=== What the task requires ===
Repeat the material verbatim and drop the pictures.

═════ Exercise inputs ═════

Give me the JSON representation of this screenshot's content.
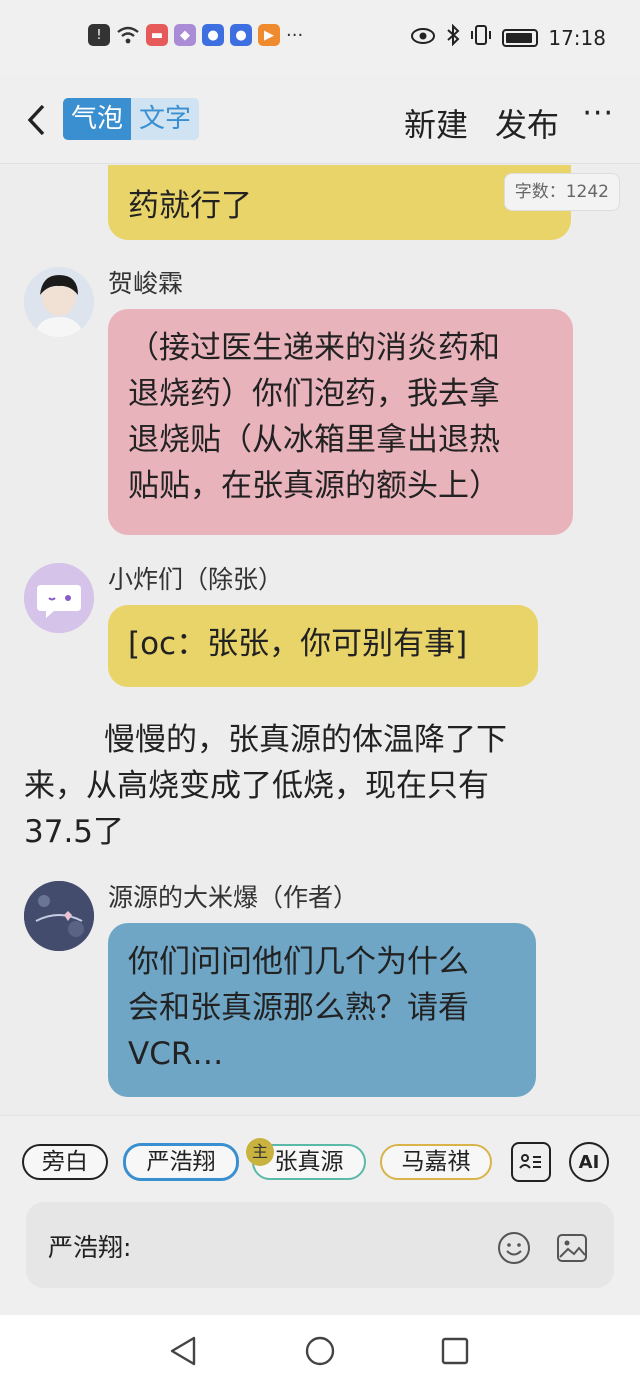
{
  "status_bar": {
    "time": "17:18",
    "left_icons": [
      "alert-icon",
      "wifi-icon",
      "app-icon-red",
      "app-icon-purple",
      "app-icon-paw",
      "app-icon-paw",
      "app-icon-orange",
      "more-dots-icon"
    ],
    "more": "···"
  },
  "header": {
    "tab_bubble": "气泡",
    "tab_text": "文字",
    "new_label": "新建",
    "publish_label": "发布",
    "more_label": "···"
  },
  "chat": {
    "word_count": "字数：1242",
    "messages": [
      {
        "text_lines": [
          "药就行了"
        ],
        "color": "#e9d46a"
      },
      {
        "name": "贺峻霖",
        "text_lines": [
          "（接过医生递来的消炎药和",
          "退烧药）你们泡药，我去拿",
          "退烧贴（从冰箱里拿出退热",
          "贴贴，在张真源的额头上）"
        ],
        "color": "#e9b3bc"
      },
      {
        "name": "小炸们（除张）",
        "text_lines": [
          "[oc：张张，你可别有事]"
        ],
        "color": "#e9d46a"
      },
      {
        "name": "源源的大米爆（作者）",
        "text_lines": [
          "你们问问他们几个为什么",
          "会和张真源那么熟？请看",
          "VCR…"
        ],
        "color": "#6fa6c6"
      }
    ],
    "narration_lines": [
      "慢慢的，张真源的体温降了下",
      "来，从高烧变成了低烧，现在只有",
      "37.5了"
    ]
  },
  "roles": {
    "chips": [
      "旁白",
      "严浩翔",
      "张真源",
      "马嘉祺"
    ],
    "main_badge": "主",
    "ai_label": "AI"
  },
  "input": {
    "prefix": "严浩翔:"
  },
  "colors": {
    "accent": "#3a8fd0",
    "yellow_bubble": "#e9d46a",
    "pink_bubble": "#e9b3bc",
    "blue_bubble": "#6fa6c6"
  }
}
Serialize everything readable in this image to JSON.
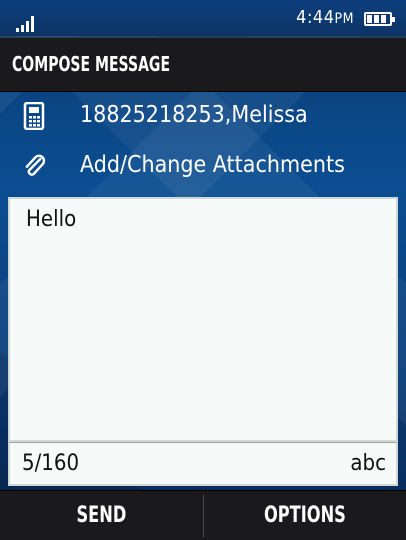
{
  "status_bar": {
    "time": "4:44",
    "ampm": "PM",
    "signal_icon": "signal-bars-icon",
    "battery_icon": "battery-icon"
  },
  "header": {
    "title": "COMPOSE MESSAGE"
  },
  "recipient": {
    "icon": "phone-icon",
    "text": "18825218253,Melissa"
  },
  "attachments": {
    "icon": "paperclip-icon",
    "label": "Add/Change Attachments"
  },
  "message": {
    "body": "Hello"
  },
  "counter": {
    "chars": "5/160",
    "input_mode": "abc"
  },
  "softkeys": {
    "left": "SEND",
    "right": "OPTIONS"
  },
  "colors": {
    "background": "#0b4e91",
    "bar": "#1a1a1c",
    "text_area": "#f6faf9"
  }
}
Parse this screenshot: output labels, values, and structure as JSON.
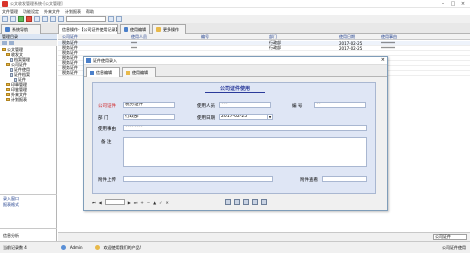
{
  "window": {
    "title": "公文收发管理系统-[公文管理]"
  },
  "menu": [
    "文件管理",
    "功能设定",
    "外来文件",
    "计划报表",
    "帮助"
  ],
  "tabs": [
    "系统导航",
    "信息操作-【公司证件使用记录】",
    "使用编辑",
    "更多操作"
  ],
  "left_pane": {
    "header": "管理目录",
    "tree": [
      "公文管理",
      "收发文",
      "档案管理",
      "公司证件",
      "证件使用",
      "证件档案",
      "证件",
      "印章管理",
      "印鉴管理",
      "外来文件",
      "计划报表"
    ],
    "links": [
      "录入窗口",
      "报表格式"
    ],
    "footer_link": "信息分析"
  },
  "grid": {
    "columns": [
      "公司证件",
      "使用人员",
      "编号",
      "部门",
      "使用日期",
      "使用事由"
    ],
    "rows": [
      [
        "税务证件",
        "***",
        "",
        "行政部",
        "2017-02-25",
        "*******"
      ],
      [
        "税务证件",
        "***",
        "",
        "行政部",
        "2017-02-25",
        "*******"
      ],
      [
        "税务证件",
        "",
        "",
        "",
        "",
        ""
      ],
      [
        "税务证件",
        "",
        "",
        "",
        "",
        ""
      ],
      [
        "税务证件",
        "",
        "",
        "",
        "",
        ""
      ],
      [
        "税务证件",
        "",
        "",
        "",
        "",
        ""
      ],
      [
        "税务证件",
        "",
        "",
        "",
        "",
        ""
      ]
    ],
    "footer_select": "公司证件"
  },
  "dialog": {
    "title": "证件使用录入",
    "tabs": [
      "信息编辑",
      "使用编辑"
    ],
    "form_title": "公司证件使用",
    "labels": {
      "cert": "公司证件",
      "user": "使用人员",
      "code": "编  号",
      "dept": "部  门",
      "date": "使用日期",
      "reason": "使用事由",
      "note": "备  注",
      "attach": "附件上传",
      "attach_view": "附件查看"
    },
    "values": {
      "cert": "税务证件",
      "user": "***",
      "code": "**",
      "dept": "行政部",
      "date": "2017-02-25",
      "reason": "********",
      "note": "",
      "attach": ""
    }
  },
  "status": {
    "left": "当前记录数 4",
    "user": "Admin",
    "message": "欢迎使用我们的产品!",
    "right": "公司证件使用"
  },
  "colors": {
    "label_red": "#d01818",
    "form_bg": "#dfe6f5",
    "title_blue": "#2a3a9a"
  }
}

═════

=== Written response ===
Give me the JSON representation of this screenshot's content.
{
  "status_bar": {
    "time": "17:18",
    "left_icons": [
      "alert-icon",
      "wifi-icon",
      "app-icon-red",
      "app-icon-purple",
      "app-icon-paw",
      "app-icon-paw",
      "app-icon-orange",
      "more-dots-icon"
    ],
    "more": "···"
  },
  "header": {
    "tab_bubble": "气泡",
    "tab_text": "文字",
    "new_label": "新建",
    "publish_label": "发布",
    "more_label": "···"
  },
  "chat": {
    "word_count": "字数：1242",
    "messages": [
      {
        "text_lines": [
          "药就行了"
        ],
        "color": "#e9d46a"
      },
      {
        "name": "贺峻霖",
        "text_lines": [
          "（接过医生递来的消炎药和",
          "退烧药）你们泡药，我去拿",
          "退烧贴（从冰箱里拿出退热",
          "贴贴，在张真源的额头上）"
        ],
        "color": "#e9b3bc"
      },
      {
        "name": "小炸们（除张）",
        "text_lines": [
          "[oc：张张，你可别有事]"
        ],
        "color": "#e9d46a"
      },
      {
        "name": "源源的大米爆（作者）",
        "text_lines": [
          "你们问问他们几个为什么",
          "会和张真源那么熟？请看",
          "VCR…"
        ],
        "color": "#6fa6c6"
      }
    ],
    "narration_lines": [
      "慢慢的，张真源的体温降了下",
      "来，从高烧变成了低烧，现在只有",
      "37.5了"
    ]
  },
  "roles": {
    "chips": [
      "旁白",
      "严浩翔",
      "张真源",
      "马嘉祺"
    ],
    "main_badge": "主",
    "ai_label": "AI"
  },
  "input": {
    "prefix": "严浩翔:"
  },
  "colors": {
    "accent": "#3a8fd0",
    "yellow_bubble": "#e9d46a",
    "pink_bubble": "#e9b3bc",
    "blue_bubble": "#6fa6c6"
  }
}
Serialize everything readable in this image to JSON.
{
  "status_bar": {
    "time": "4:44",
    "ampm": "PM",
    "signal_icon": "signal-bars-icon",
    "battery_icon": "battery-icon"
  },
  "header": {
    "title": "COMPOSE MESSAGE"
  },
  "recipient": {
    "icon": "phone-icon",
    "text": "18825218253,Melissa"
  },
  "attachments": {
    "icon": "paperclip-icon",
    "label": "Add/Change Attachments"
  },
  "message": {
    "body": "Hello"
  },
  "counter": {
    "chars": "5/160",
    "input_mode": "abc"
  },
  "softkeys": {
    "left": "SEND",
    "right": "OPTIONS"
  },
  "colors": {
    "background": "#0b4e91",
    "bar": "#1a1a1c",
    "text_area": "#f6faf9"
  }
}
Parse this screenshot: output labels, values, and structure as JSON.
{
  "window": {
    "title": "公文收发管理系统-[公文管理]"
  },
  "menu": [
    "文件管理",
    "功能设定",
    "外来文件",
    "计划报表",
    "帮助"
  ],
  "tabs": [
    "系统导航",
    "信息操作-【公司证件使用记录】",
    "使用编辑",
    "更多操作"
  ],
  "left_pane": {
    "header": "管理目录",
    "tree": [
      "公文管理",
      "收发文",
      "档案管理",
      "公司证件",
      "证件使用",
      "证件档案",
      "证件",
      "印章管理",
      "印鉴管理",
      "外来文件",
      "计划报表"
    ],
    "links": [
      "录入窗口",
      "报表格式"
    ],
    "footer_link": "信息分析"
  },
  "grid": {
    "columns": [
      "公司证件",
      "使用人员",
      "编号",
      "部门",
      "使用日期",
      "使用事由"
    ],
    "rows": [
      [
        "税务证件",
        "***",
        "",
        "行政部",
        "2017-02-25",
        "*******"
      ],
      [
        "税务证件",
        "***",
        "",
        "行政部",
        "2017-02-25",
        "*******"
      ],
      [
        "税务证件",
        "",
        "",
        "",
        "",
        ""
      ],
      [
        "税务证件",
        "",
        "",
        "",
        "",
        ""
      ],
      [
        "税务证件",
        "",
        "",
        "",
        "",
        ""
      ],
      [
        "税务证件",
        "",
        "",
        "",
        "",
        ""
      ],
      [
        "税务证件",
        "",
        "",
        "",
        "",
        ""
      ]
    ],
    "footer_select": "公司证件"
  },
  "dialog": {
    "title": "证件使用录入",
    "tabs": [
      "信息编辑",
      "使用编辑"
    ],
    "form_title": "公司证件使用",
    "labels": {
      "cert": "公司证件",
      "user": "使用人员",
      "code": "编  号",
      "dept": "部  门",
      "date": "使用日期",
      "reason": "使用事由",
      "note": "备  注",
      "attach": "附件上传",
      "attach_view": "附件查看"
    },
    "values": {
      "cert": "税务证件",
      "user": "***",
      "code": "**",
      "dept": "行政部",
      "date": "2017-02-25",
      "reason": "********",
      "note": "",
      "attach": ""
    }
  },
  "status": {
    "left": "当前记录数 4",
    "user": "Admin",
    "message": "欢迎使用我们的产品!",
    "right": "公司证件使用"
  },
  "colors": {
    "label_red": "#d01818",
    "form_bg": "#dfe6f5",
    "title_blue": "#2a3a9a"
  }
}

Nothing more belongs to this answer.